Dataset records

-- -- --

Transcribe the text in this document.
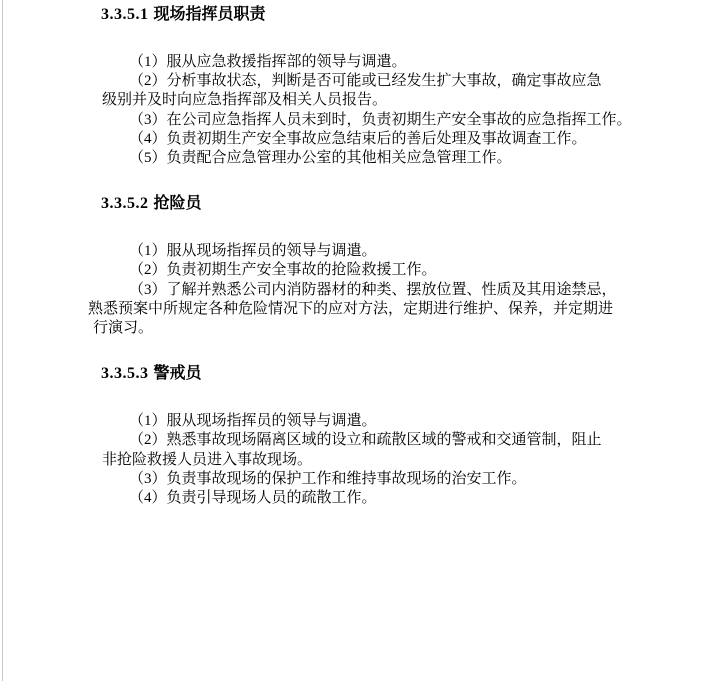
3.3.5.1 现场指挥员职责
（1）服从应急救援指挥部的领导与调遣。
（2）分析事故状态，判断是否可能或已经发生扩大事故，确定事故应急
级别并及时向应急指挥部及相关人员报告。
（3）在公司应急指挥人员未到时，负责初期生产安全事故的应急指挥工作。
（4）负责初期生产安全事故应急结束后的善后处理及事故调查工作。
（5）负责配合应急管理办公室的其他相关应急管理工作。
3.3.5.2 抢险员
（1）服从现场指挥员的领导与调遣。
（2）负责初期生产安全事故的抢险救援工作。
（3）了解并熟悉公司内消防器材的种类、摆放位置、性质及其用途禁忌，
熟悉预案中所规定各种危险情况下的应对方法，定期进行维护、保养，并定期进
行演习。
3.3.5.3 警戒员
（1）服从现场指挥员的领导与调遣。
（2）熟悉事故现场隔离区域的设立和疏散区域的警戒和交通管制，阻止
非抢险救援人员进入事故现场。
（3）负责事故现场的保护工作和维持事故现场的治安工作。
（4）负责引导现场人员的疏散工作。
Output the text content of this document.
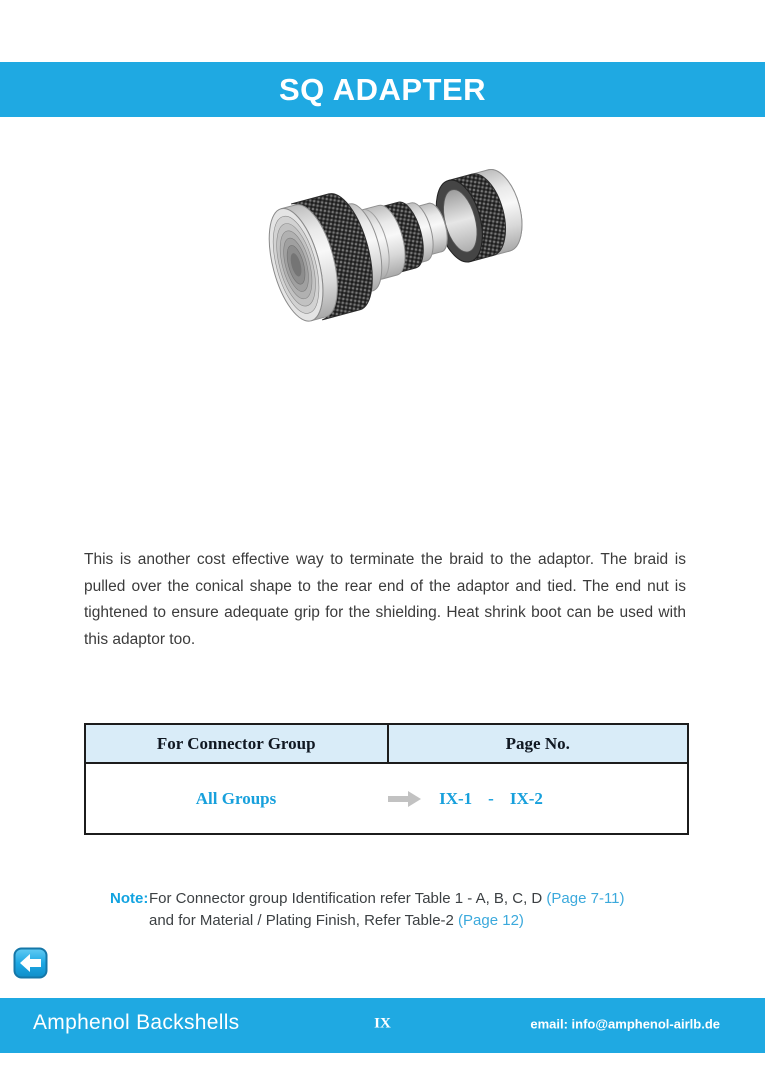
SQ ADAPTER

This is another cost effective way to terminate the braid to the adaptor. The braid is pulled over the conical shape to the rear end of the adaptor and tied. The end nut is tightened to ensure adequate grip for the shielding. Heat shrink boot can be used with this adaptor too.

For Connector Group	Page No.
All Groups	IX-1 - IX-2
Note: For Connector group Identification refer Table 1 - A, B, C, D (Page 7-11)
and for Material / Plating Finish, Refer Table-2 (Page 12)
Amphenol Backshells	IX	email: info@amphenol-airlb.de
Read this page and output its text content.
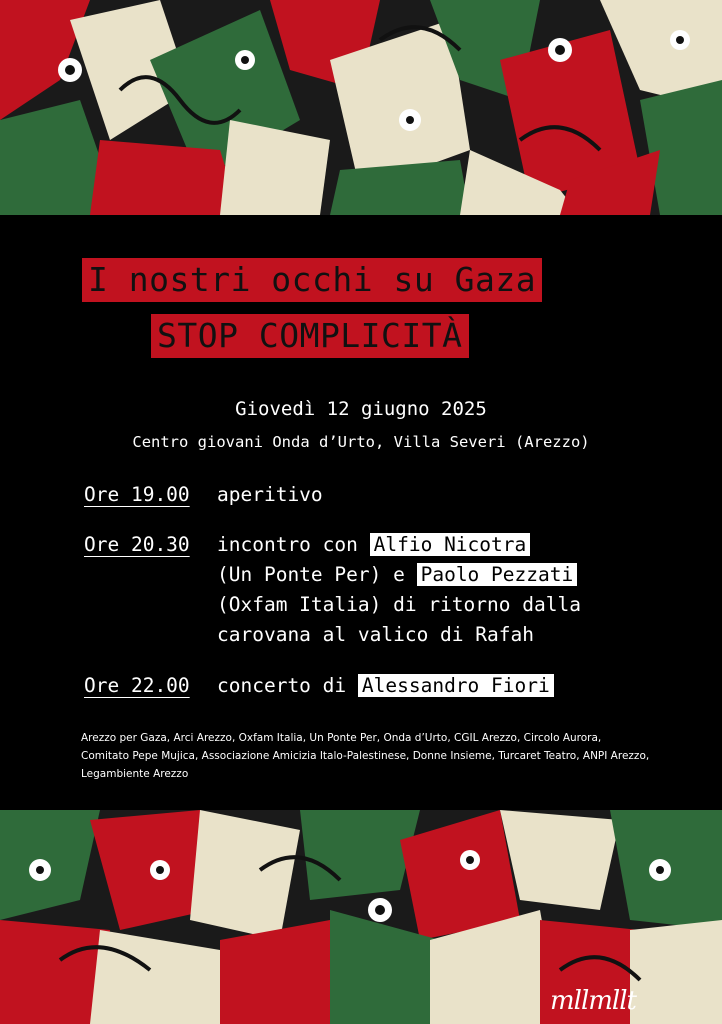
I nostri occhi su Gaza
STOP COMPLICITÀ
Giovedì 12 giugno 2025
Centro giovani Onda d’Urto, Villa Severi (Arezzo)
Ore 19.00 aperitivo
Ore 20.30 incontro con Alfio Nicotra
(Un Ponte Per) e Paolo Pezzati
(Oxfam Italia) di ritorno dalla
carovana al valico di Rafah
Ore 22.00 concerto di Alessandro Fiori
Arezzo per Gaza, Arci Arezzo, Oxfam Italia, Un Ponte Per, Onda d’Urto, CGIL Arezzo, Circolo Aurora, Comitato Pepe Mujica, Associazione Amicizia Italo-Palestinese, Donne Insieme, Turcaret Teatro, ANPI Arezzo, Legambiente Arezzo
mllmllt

-- -- --

Task instructions
Look for the line that contains "Output the text content of this document.", then please copy it and the rest of the lines through the end of the data, pictures excluded.

Task solution
Output the text content of this document.
SQ ADAPTER

This is another cost effective way to terminate the braid to the adaptor. The braid is pulled over the conical shape to the rear end of the adaptor and tied. The end nut is tightened to ensure adequate grip for the shielding. Heat shrink boot can be used with this adaptor too.

For Connector Group	Page No.
All Groups	IX-1 - IX-2
Note: For Connector group Identification refer Table 1 - A, B, C, D (Page 7-11)
and for Material / Plating Finish, Refer Table-2 (Page 12)
Amphenol Backshells	IX	email: info@amphenol-airlb.de
Read this page and output its text content.
I nostri occhi su Gaza
STOP COMPLICITÀ
Giovedì 12 giugno 2025
Centro giovani Onda d’Urto, Villa Severi (Arezzo)
Ore 19.00 aperitivo
Ore 20.30 incontro con Alfio Nicotra
(Un Ponte Per) e Paolo Pezzati
(Oxfam Italia) di ritorno dalla
carovana al valico di Rafah
Ore 22.00 concerto di Alessandro Fiori
Arezzo per Gaza, Arci Arezzo, Oxfam Italia, Un Ponte Per, Onda d’Urto, CGIL Arezzo, Circolo Aurora, Comitato Pepe Mujica, Associazione Amicizia Italo-Palestinese, Donne Insieme, Turcaret Teatro, ANPI Arezzo, Legambiente Arezzo
mllmllt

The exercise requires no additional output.